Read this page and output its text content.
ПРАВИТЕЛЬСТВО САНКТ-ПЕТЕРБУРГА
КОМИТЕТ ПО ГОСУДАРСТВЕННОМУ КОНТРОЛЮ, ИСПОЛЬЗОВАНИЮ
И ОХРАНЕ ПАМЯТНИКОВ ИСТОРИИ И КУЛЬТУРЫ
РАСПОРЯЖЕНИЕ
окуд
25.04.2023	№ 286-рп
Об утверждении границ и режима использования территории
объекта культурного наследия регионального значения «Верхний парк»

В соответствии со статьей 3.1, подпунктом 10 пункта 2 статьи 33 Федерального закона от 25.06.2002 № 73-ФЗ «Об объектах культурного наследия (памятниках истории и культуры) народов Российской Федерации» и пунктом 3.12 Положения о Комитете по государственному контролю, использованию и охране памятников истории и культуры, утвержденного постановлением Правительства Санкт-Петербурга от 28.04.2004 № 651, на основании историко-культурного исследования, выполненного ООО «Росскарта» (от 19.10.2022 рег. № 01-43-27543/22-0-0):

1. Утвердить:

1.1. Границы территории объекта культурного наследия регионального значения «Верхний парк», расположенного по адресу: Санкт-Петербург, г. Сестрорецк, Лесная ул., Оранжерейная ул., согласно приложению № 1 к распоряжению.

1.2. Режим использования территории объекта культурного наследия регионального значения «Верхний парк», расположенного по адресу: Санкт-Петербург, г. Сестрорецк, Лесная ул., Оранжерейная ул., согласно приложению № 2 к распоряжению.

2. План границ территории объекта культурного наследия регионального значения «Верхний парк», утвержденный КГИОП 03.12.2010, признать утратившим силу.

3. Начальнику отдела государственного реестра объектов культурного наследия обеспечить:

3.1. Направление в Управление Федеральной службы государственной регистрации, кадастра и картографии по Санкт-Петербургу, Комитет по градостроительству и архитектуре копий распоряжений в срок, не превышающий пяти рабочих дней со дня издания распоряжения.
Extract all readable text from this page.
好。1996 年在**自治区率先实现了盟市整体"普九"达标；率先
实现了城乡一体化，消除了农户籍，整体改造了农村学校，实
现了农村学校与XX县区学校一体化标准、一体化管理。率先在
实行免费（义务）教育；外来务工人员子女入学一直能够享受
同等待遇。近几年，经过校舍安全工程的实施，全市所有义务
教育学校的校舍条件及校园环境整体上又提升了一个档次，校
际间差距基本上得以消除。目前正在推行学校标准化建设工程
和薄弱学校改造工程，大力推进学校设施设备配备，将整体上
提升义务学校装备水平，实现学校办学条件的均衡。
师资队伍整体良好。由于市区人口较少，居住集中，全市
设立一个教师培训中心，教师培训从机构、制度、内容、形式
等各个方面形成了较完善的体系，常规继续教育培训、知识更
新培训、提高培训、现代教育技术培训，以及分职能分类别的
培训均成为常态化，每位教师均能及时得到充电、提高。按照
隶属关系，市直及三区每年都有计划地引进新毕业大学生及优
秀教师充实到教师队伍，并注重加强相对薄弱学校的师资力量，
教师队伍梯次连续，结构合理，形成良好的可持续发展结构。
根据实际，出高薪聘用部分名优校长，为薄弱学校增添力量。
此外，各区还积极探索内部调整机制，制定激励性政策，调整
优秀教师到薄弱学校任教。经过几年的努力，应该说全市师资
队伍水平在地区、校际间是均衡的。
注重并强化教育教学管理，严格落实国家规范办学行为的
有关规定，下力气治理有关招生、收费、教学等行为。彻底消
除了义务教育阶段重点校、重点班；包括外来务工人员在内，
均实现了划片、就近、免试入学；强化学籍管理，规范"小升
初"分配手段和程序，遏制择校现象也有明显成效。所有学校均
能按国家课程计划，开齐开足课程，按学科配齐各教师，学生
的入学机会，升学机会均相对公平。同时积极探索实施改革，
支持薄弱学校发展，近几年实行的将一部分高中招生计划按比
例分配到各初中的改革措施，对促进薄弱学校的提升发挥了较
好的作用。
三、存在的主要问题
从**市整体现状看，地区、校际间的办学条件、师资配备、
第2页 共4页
-=-=-
→ Direction:
Of all the lines in the listing above, how many include "Лесная"? Write only the number.

→ Written response:
2